What you will do >> Each record is to be printed again precisely as it reads.

Dataset rows >>
+--

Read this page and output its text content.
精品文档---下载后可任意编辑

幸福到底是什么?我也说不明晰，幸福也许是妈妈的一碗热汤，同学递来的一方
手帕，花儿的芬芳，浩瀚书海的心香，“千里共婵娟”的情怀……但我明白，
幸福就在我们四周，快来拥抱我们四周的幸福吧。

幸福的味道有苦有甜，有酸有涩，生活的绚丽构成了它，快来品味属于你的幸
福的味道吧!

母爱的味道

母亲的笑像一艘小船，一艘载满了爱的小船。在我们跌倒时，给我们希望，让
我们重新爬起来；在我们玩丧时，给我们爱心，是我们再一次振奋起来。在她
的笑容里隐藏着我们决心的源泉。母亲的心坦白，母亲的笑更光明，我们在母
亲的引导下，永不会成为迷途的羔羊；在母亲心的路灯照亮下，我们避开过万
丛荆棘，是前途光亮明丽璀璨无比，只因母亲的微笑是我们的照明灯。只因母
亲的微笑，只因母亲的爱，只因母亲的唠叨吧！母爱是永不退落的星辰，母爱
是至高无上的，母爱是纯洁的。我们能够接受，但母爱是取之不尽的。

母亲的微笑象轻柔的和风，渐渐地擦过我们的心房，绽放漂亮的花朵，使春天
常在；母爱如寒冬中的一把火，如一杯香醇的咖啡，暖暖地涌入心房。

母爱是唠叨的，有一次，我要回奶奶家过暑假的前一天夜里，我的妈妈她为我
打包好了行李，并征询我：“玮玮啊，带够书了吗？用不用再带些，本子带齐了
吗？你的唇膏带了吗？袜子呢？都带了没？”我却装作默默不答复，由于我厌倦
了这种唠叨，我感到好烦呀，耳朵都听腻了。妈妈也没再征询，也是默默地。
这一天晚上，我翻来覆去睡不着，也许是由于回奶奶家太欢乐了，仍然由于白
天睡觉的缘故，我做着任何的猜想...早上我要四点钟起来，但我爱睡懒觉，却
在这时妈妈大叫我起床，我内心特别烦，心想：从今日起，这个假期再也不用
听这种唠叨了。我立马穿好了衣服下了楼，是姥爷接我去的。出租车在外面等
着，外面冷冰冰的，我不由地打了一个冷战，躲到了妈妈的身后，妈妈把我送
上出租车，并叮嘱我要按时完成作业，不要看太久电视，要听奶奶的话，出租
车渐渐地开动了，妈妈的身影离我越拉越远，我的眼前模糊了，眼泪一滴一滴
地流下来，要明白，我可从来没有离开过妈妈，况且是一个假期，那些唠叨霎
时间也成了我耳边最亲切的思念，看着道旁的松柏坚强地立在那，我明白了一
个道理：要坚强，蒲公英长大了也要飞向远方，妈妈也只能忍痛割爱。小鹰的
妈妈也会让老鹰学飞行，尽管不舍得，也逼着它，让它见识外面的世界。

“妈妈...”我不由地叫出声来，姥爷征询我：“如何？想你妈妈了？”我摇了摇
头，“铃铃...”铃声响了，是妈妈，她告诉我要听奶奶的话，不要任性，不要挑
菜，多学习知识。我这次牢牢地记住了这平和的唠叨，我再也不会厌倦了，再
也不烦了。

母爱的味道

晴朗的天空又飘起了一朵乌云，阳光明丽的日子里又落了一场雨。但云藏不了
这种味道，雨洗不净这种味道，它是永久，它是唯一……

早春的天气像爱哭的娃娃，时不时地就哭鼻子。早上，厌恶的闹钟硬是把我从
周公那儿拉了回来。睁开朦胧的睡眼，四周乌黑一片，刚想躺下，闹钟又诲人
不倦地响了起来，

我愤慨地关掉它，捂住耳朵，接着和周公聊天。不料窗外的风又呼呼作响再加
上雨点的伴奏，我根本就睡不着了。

+--

Answer to this exercise >>
Read this page and output its text content.
精品文档---下载后可任意编辑

幸福到底是什么?我也说不明晰，幸福也许是妈妈的一碗热汤，同学递来的一方
手帕，花儿的芬芳，浩瀚书海的心香，“千里共婵娟”的情怀……但我明白，
幸福就在我们四周，快来拥抱我们四周的幸福吧。

幸福的味道有苦有甜，有酸有涩，生活的绚丽构成了它，快来品味属于你的幸
福的味道吧!

母爱的味道

母亲的笑像一艘小船，一艘载满了爱的小船。在我们跌倒时，给我们希望，让
我们重新爬起来；在我们玩丧时，给我们爱心，是我们再一次振奋起来。在她
的笑容里隐藏着我们决心的源泉。母亲的心坦白，母亲的笑更光明，我们在母
亲的引导下，永不会成为迷途的羔羊；在母亲心的路灯照亮下，我们避开过万
丛荆棘，是前途光亮明丽璀璨无比，只因母亲的微笑是我们的照明灯。只因母
亲的微笑，只因母亲的爱，只因母亲的唠叨吧！母爱是永不退落的星辰，母爱
是至高无上的，母爱是纯洁的。我们能够接受，但母爱是取之不尽的。

母亲的微笑象轻柔的和风，渐渐地擦过我们的心房，绽放漂亮的花朵，使春天
常在；母爱如寒冬中的一把火，如一杯香醇的咖啡，暖暖地涌入心房。

母爱是唠叨的，有一次，我要回奶奶家过暑假的前一天夜里，我的妈妈她为我
打包好了行李，并征询我：“玮玮啊，带够书了吗？用不用再带些，本子带齐了
吗？你的唇膏带了吗？袜子呢？都带了没？”我却装作默默不答复，由于我厌倦
了这种唠叨，我感到好烦呀，耳朵都听腻了。妈妈也没再征询，也是默默地。
这一天晚上，我翻来覆去睡不着，也许是由于回奶奶家太欢乐了，仍然由于白
天睡觉的缘故，我做着任何的猜想...早上我要四点钟起来，但我爱睡懒觉，却
在这时妈妈大叫我起床，我内心特别烦，心想：从今日起，这个假期再也不用
听这种唠叨了。我立马穿好了衣服下了楼，是姥爷接我去的。出租车在外面等
着，外面冷冰冰的，我不由地打了一个冷战，躲到了妈妈的身后，妈妈把我送
上出租车，并叮嘱我要按时完成作业，不要看太久电视，要听奶奶的话，出租
车渐渐地开动了，妈妈的身影离我越拉越远，我的眼前模糊了，眼泪一滴一滴
地流下来，要明白，我可从来没有离开过妈妈，况且是一个假期，那些唠叨霎
时间也成了我耳边最亲切的思念，看着道旁的松柏坚强地立在那，我明白了一
个道理：要坚强，蒲公英长大了也要飞向远方，妈妈也只能忍痛割爱。小鹰的
妈妈也会让老鹰学飞行，尽管不舍得，也逼着它，让它见识外面的世界。

“妈妈...”我不由地叫出声来，姥爷征询我：“如何？想你妈妈了？”我摇了摇
头，“铃铃...”铃声响了，是妈妈，她告诉我要听奶奶的话，不要任性，不要挑
菜，多学习知识。我这次牢牢地记住了这平和的唠叨，我再也不会厌倦了，再
也不烦了。

母爱的味道

晴朗的天空又飘起了一朵乌云，阳光明丽的日子里又落了一场雨。但云藏不了
这种味道，雨洗不净这种味道，它是永久，它是唯一……

早春的天气像爱哭的娃娃，时不时地就哭鼻子。早上，厌恶的闹钟硬是把我从
周公那儿拉了回来。睁开朦胧的睡眼，四周乌黑一片，刚想躺下，闹钟又诲人
不倦地响了起来，

我愤慨地关掉它，捂住耳朵，接着和周公聊天。不料窗外的风又呼呼作响再加
上雨点的伴奏，我根本就睡不着了。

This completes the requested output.